→ **INSTRUCTIONS TO FOLLOW**: Pick out each line with the word "triangle" from the material that follows.

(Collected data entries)
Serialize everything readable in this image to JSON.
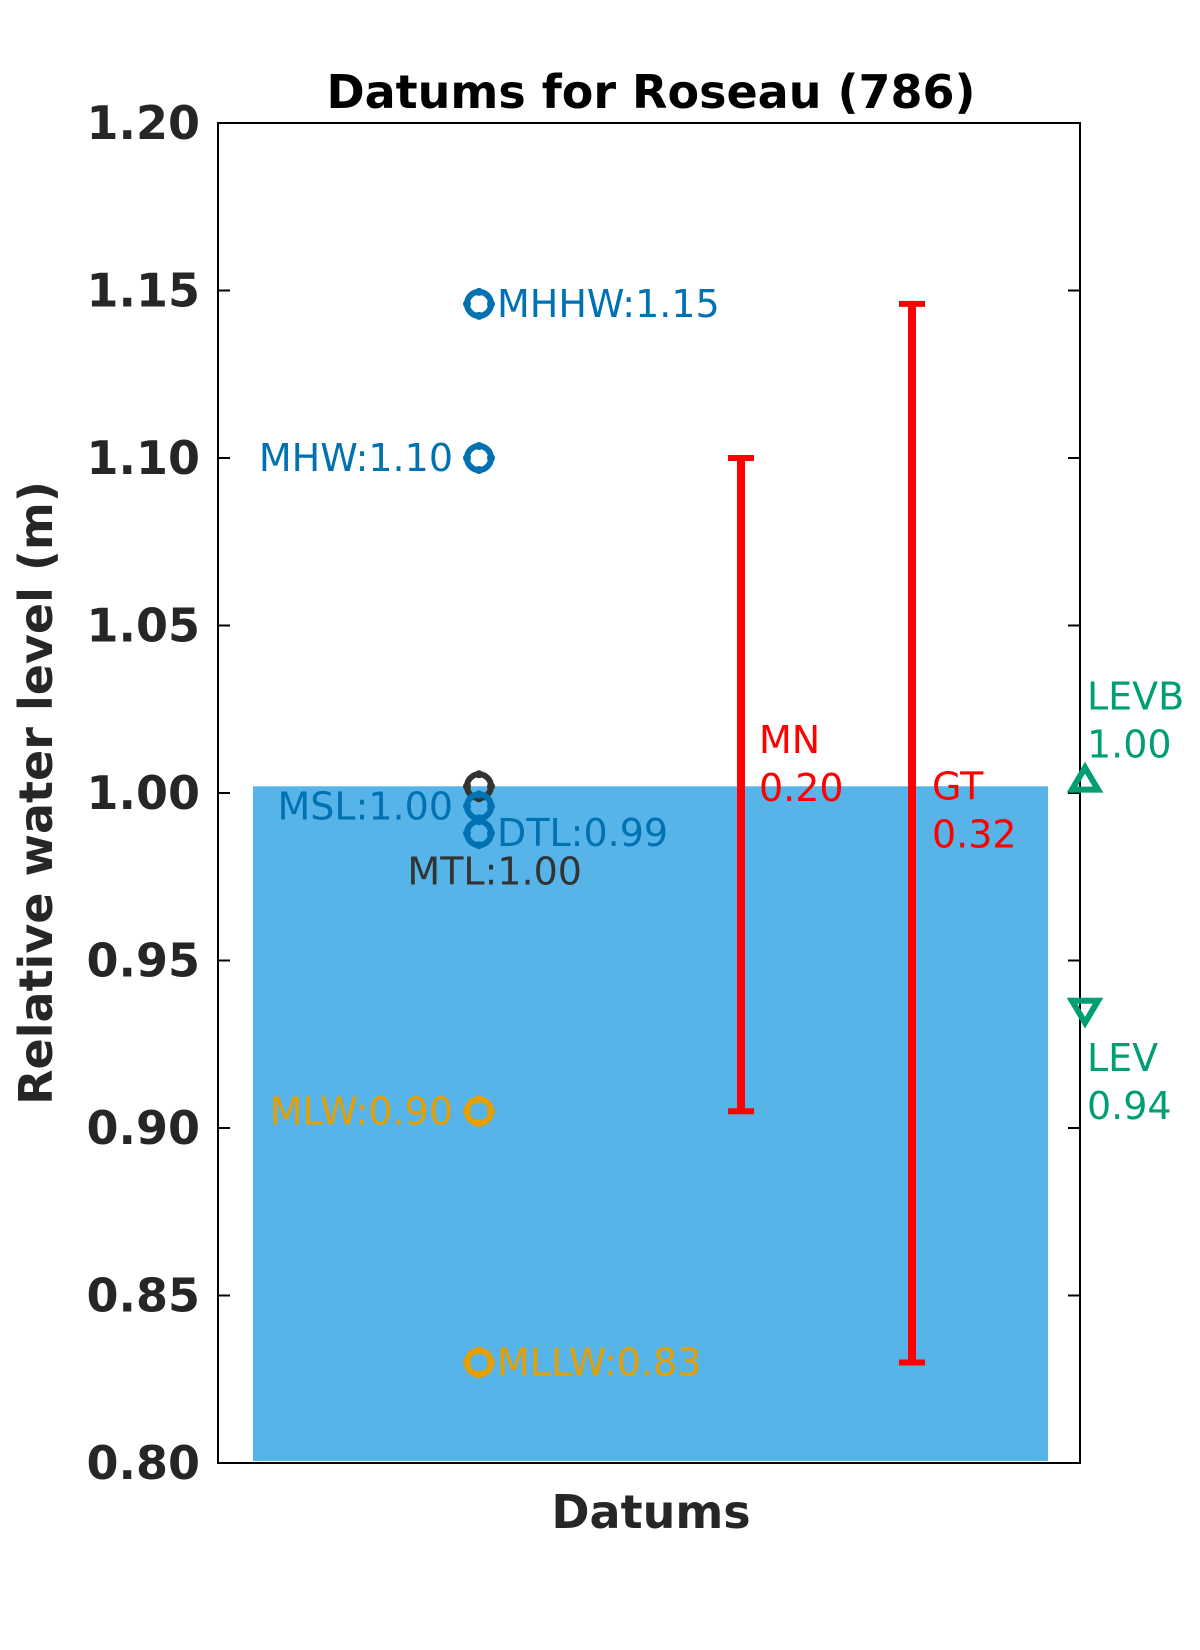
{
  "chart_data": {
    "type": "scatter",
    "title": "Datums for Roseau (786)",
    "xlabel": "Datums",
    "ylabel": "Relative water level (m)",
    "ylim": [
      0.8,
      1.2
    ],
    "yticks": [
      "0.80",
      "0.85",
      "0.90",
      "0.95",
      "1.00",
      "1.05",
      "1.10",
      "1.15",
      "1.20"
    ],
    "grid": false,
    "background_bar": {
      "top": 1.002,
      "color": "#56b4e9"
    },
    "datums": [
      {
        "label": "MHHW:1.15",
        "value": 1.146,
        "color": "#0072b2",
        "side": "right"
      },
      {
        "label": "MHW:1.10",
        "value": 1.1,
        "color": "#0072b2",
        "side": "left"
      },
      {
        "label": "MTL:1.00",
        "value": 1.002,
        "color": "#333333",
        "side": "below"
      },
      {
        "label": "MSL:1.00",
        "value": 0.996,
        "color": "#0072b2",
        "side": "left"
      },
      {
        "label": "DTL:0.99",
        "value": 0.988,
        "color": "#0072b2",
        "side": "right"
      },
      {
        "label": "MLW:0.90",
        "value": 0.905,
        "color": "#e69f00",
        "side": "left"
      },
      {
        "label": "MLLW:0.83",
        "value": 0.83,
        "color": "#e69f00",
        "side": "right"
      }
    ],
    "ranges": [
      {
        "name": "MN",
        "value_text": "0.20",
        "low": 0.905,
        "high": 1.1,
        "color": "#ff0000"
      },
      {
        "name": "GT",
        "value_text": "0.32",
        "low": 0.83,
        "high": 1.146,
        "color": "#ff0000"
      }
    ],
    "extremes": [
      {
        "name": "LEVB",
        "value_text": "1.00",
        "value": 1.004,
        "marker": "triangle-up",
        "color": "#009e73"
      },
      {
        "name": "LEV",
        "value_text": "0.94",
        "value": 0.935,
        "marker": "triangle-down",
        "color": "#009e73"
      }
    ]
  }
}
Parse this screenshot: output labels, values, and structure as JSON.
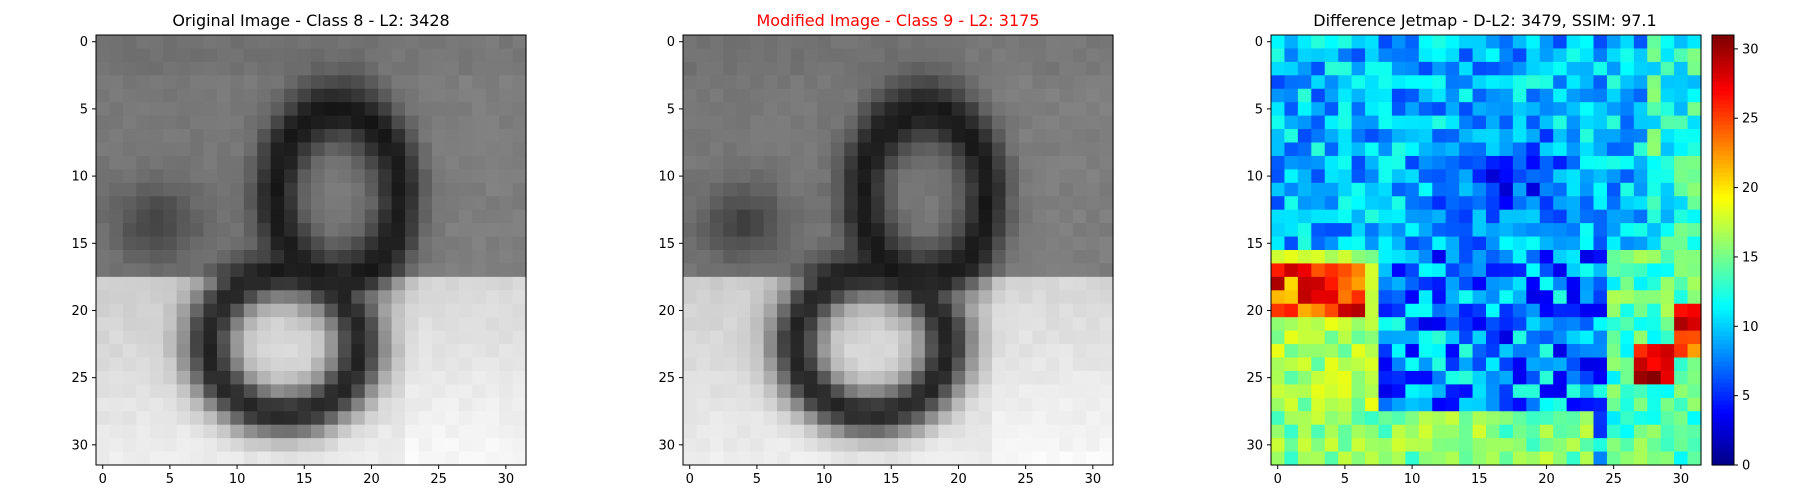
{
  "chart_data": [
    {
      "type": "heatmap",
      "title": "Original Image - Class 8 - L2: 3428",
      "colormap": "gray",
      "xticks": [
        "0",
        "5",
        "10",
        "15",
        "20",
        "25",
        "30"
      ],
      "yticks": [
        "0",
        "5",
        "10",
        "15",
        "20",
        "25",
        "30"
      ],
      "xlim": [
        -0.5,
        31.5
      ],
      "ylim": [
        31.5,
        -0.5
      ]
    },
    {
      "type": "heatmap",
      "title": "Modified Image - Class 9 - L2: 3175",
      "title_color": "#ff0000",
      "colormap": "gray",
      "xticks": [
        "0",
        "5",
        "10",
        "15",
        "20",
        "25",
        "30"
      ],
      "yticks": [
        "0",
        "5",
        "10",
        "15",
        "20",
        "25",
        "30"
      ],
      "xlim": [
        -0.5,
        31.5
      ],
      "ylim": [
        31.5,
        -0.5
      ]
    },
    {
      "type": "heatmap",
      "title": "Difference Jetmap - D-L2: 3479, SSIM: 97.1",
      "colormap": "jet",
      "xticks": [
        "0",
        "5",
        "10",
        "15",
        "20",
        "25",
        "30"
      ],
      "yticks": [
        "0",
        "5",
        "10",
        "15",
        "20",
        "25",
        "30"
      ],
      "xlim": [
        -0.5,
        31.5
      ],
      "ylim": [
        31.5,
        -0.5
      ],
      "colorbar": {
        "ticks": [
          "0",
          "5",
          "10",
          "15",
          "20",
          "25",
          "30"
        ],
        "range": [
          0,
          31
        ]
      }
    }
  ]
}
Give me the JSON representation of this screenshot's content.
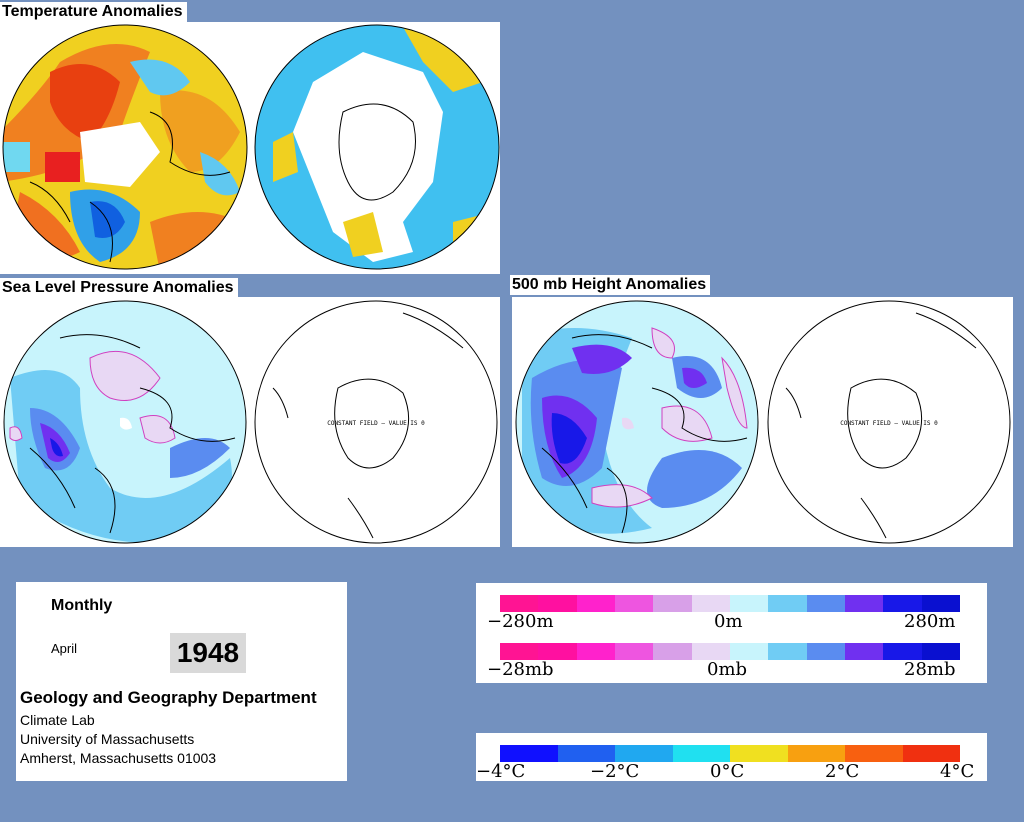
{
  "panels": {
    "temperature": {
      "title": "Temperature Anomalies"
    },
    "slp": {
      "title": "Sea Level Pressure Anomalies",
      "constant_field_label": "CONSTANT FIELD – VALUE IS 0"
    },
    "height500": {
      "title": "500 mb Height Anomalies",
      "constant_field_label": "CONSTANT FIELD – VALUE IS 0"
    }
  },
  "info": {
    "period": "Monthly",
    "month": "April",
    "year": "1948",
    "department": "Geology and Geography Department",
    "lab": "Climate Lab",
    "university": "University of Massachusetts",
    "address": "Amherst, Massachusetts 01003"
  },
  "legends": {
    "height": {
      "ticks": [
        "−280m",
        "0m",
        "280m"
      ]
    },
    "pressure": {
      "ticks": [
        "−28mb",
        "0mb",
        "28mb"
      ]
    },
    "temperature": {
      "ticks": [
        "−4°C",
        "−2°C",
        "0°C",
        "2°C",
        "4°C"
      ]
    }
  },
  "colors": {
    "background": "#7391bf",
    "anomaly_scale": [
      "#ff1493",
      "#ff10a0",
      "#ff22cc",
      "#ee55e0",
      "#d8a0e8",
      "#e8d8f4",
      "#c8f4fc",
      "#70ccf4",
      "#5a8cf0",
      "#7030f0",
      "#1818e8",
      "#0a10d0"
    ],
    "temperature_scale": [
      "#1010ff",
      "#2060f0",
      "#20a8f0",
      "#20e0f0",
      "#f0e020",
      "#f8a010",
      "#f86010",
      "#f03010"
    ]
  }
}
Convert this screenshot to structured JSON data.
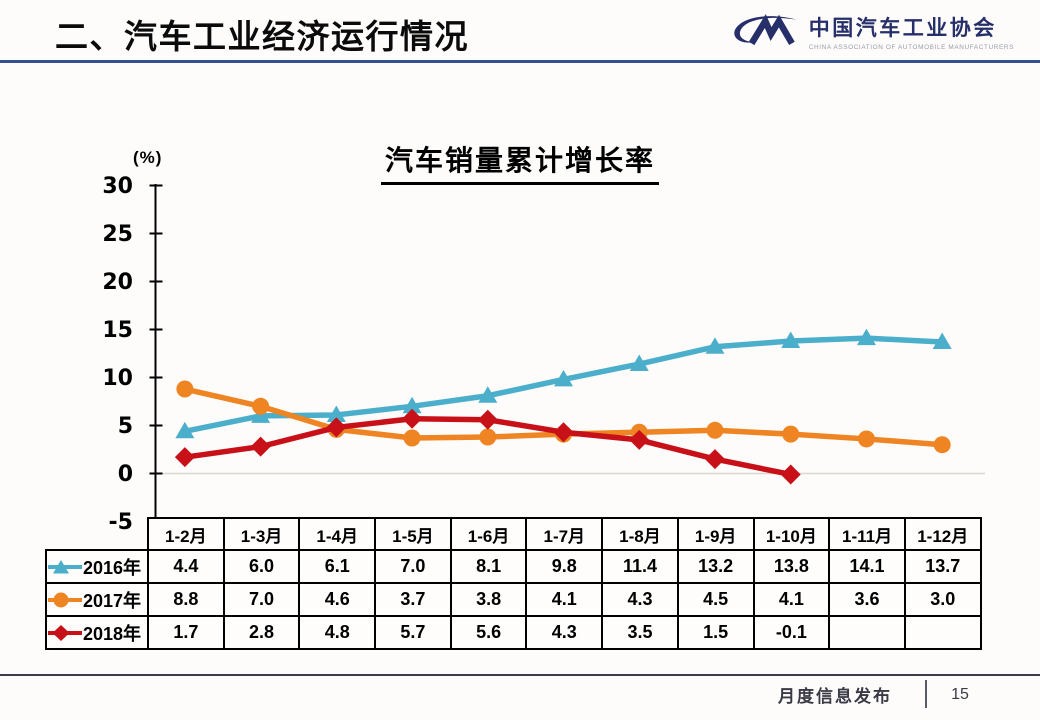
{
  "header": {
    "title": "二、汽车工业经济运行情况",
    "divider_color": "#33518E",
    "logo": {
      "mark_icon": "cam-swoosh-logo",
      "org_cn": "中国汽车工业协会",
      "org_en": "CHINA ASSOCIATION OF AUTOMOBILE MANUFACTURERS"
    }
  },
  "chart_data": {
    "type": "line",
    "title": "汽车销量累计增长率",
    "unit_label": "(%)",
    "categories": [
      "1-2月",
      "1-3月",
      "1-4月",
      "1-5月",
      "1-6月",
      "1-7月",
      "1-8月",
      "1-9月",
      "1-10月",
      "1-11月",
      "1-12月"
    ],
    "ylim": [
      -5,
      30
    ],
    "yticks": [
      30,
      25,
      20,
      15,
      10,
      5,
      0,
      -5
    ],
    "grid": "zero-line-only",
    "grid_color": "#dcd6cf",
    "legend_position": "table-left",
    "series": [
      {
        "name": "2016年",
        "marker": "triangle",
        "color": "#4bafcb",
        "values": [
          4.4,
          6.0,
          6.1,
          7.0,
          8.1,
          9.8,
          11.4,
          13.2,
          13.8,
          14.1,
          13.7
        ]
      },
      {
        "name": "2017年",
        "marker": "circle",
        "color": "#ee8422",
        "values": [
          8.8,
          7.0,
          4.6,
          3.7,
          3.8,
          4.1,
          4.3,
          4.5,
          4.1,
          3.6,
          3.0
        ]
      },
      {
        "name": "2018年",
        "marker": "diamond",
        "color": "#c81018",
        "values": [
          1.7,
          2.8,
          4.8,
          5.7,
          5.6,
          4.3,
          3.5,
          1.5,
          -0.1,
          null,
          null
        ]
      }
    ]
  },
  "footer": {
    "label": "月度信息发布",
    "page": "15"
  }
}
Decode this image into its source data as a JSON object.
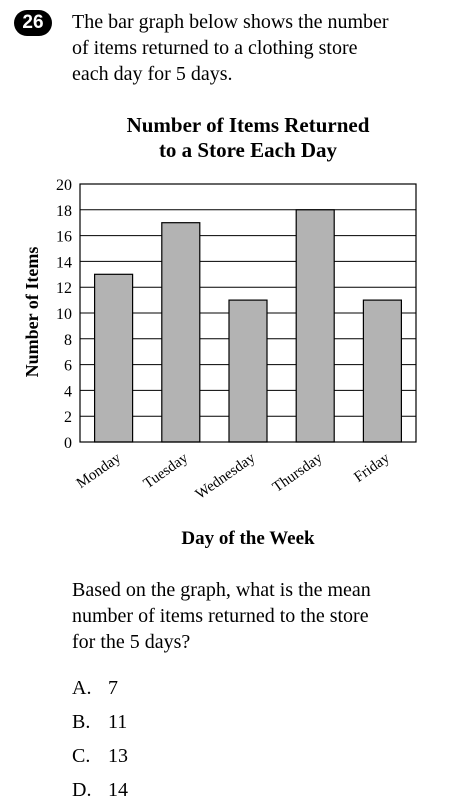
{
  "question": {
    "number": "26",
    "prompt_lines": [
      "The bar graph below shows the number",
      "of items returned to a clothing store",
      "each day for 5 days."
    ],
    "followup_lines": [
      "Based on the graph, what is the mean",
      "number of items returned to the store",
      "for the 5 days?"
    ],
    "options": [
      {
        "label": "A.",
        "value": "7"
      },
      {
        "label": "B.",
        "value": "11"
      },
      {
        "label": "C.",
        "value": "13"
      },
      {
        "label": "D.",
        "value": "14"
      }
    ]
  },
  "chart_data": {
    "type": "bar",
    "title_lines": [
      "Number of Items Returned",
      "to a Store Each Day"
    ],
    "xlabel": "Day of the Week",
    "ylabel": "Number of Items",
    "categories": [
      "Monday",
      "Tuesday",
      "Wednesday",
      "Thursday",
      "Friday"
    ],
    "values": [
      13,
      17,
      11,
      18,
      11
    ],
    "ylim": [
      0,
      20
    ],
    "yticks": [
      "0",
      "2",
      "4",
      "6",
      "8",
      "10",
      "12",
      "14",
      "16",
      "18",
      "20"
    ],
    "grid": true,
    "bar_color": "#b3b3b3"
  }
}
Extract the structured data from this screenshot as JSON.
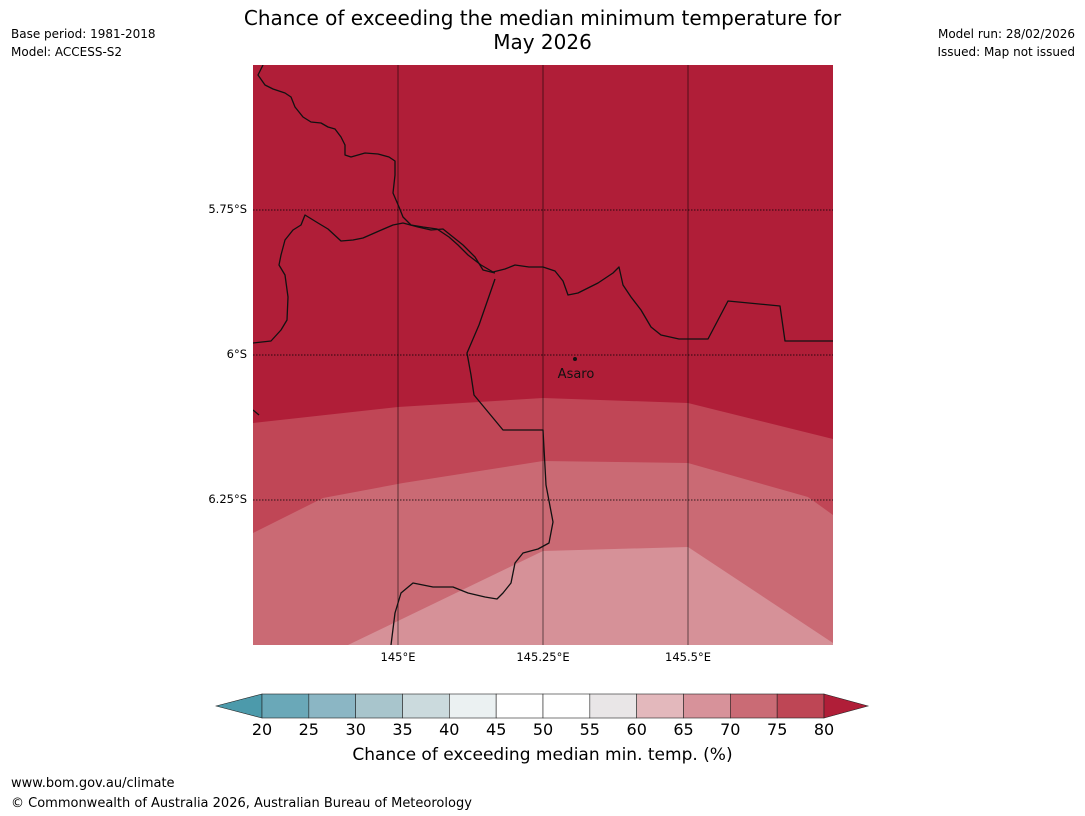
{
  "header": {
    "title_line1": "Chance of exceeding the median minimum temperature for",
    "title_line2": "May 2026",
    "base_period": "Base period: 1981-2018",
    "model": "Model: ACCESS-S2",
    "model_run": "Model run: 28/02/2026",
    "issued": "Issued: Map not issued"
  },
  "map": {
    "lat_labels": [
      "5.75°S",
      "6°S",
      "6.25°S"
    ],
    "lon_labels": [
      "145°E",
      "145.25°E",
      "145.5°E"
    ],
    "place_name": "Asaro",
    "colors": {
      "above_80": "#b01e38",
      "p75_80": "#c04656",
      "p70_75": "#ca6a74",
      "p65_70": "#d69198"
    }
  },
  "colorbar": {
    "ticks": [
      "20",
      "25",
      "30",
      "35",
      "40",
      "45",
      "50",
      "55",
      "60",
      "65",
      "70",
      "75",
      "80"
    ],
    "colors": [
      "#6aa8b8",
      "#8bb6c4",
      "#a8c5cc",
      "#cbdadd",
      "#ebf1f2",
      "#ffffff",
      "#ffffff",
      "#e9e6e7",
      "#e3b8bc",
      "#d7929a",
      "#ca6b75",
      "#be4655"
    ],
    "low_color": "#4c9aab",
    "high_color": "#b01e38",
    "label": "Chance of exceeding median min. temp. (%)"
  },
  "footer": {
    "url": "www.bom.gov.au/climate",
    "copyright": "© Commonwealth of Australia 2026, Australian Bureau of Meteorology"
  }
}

→ **EXERCISE RESULT**:
        "marker": "triangle-up",
        "marker": "triangle-down",
        "marker": "triangle",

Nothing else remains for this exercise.